→ **What you should do**
Retype the records below exactly as they appear, but leave out any pictures.

→ **Data excerpts**
BEGIN

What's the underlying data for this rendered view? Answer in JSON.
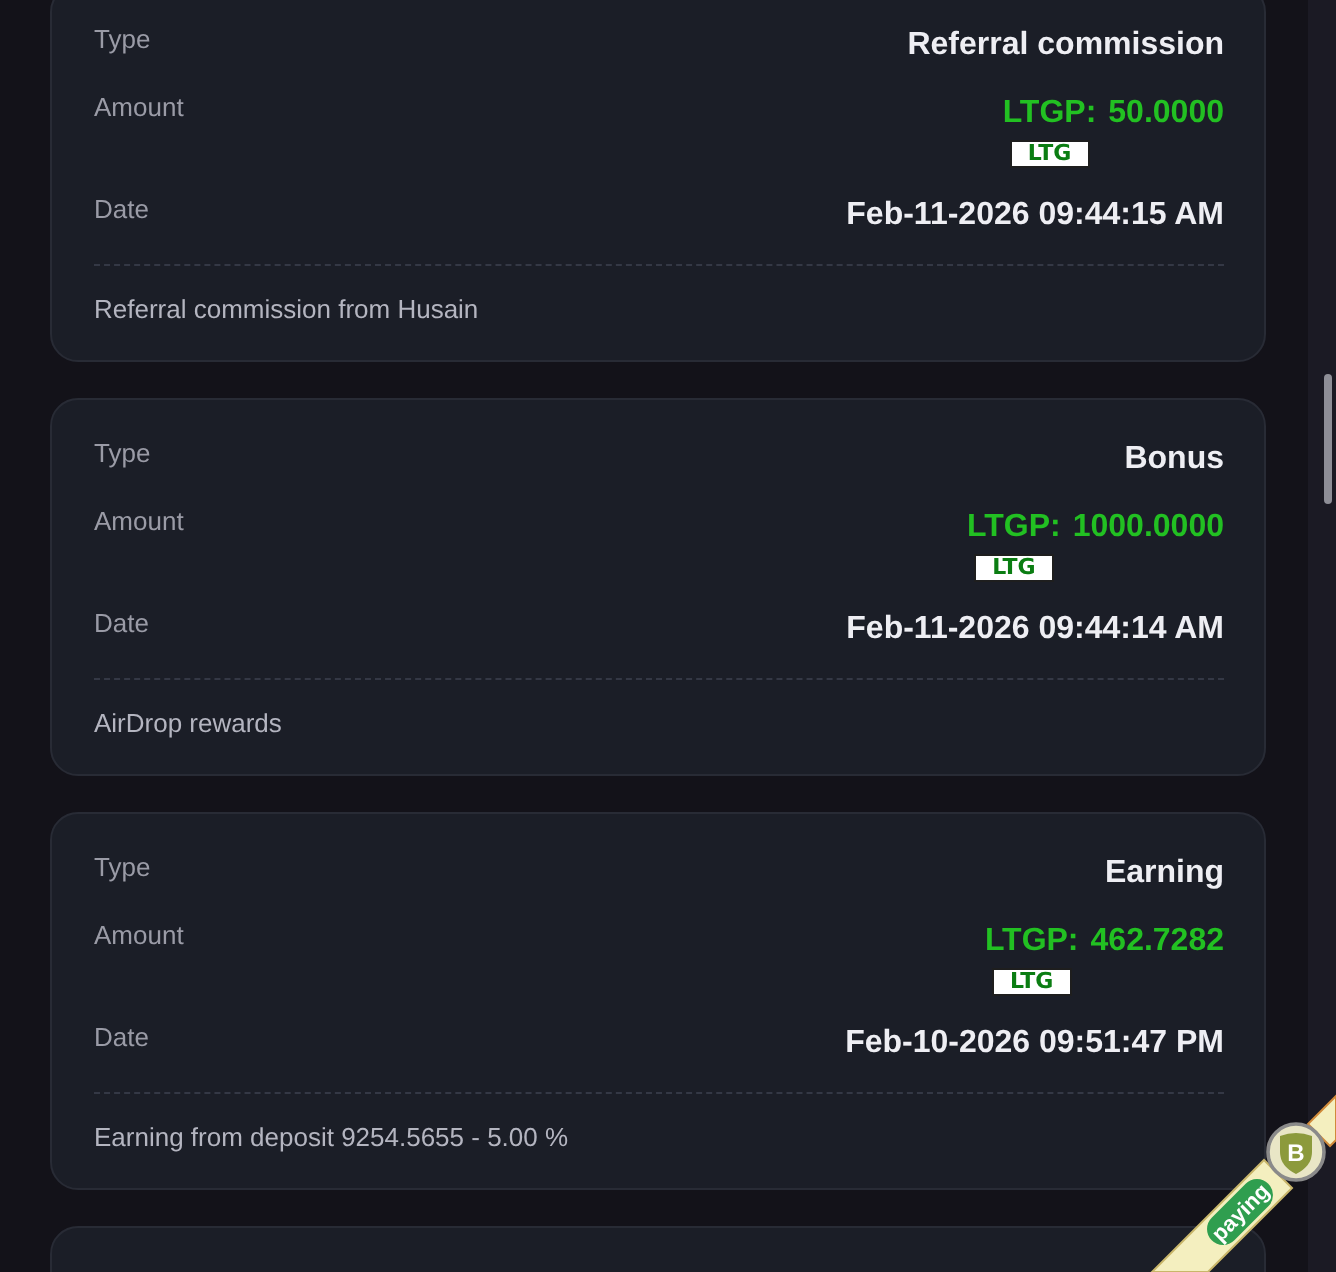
{
  "transactions": [
    {
      "type_label": "Type",
      "type": "Referral commission",
      "amount_label": "Amount",
      "currency": "LTGP:",
      "amount": "50.0000",
      "token_badge": "LTG",
      "date_label": "Date",
      "date": "Feb-11-2026 09:44:15 AM",
      "note": "Referral commission from Husain"
    },
    {
      "type_label": "Type",
      "type": "Bonus",
      "amount_label": "Amount",
      "currency": "LTGP:",
      "amount": "1000.0000",
      "token_badge": "LTG",
      "date_label": "Date",
      "date": "Feb-11-2026 09:44:14 AM",
      "note": "AirDrop rewards"
    },
    {
      "type_label": "Type",
      "type": "Earning",
      "amount_label": "Amount",
      "currency": "LTGP:",
      "amount": "462.7282",
      "token_badge": "LTG",
      "date_label": "Date",
      "date": "Feb-10-2026 09:51:47 PM",
      "note": "Earning from deposit 9254.5655 - 5.00 %"
    }
  ],
  "more_below": true,
  "ribbon": {
    "status": "paying",
    "badge_letter": "B"
  }
}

END

→ **Right answer**
What's the underlying data for this rendered view? Answer in JSON.
{
  "transactions": [
    {
      "type_label": "Type",
      "type": "Referral commission",
      "amount_label": "Amount",
      "currency": "LTGP:",
      "amount": "50.0000",
      "token_badge": "LTG",
      "date_label": "Date",
      "date": "Feb-11-2026 09:44:15 AM",
      "note": "Referral commission from Husain"
    },
    {
      "type_label": "Type",
      "type": "Bonus",
      "amount_label": "Amount",
      "currency": "LTGP:",
      "amount": "1000.0000",
      "token_badge": "LTG",
      "date_label": "Date",
      "date": "Feb-11-2026 09:44:14 AM",
      "note": "AirDrop rewards"
    },
    {
      "type_label": "Type",
      "type": "Earning",
      "amount_label": "Amount",
      "currency": "LTGP:",
      "amount": "462.7282",
      "token_badge": "LTG",
      "date_label": "Date",
      "date": "Feb-10-2026 09:51:47 PM",
      "note": "Earning from deposit 9254.5655 - 5.00 %"
    }
  ],
  "more_below": true,
  "ribbon": {
    "status": "paying",
    "badge_letter": "B"
  }
}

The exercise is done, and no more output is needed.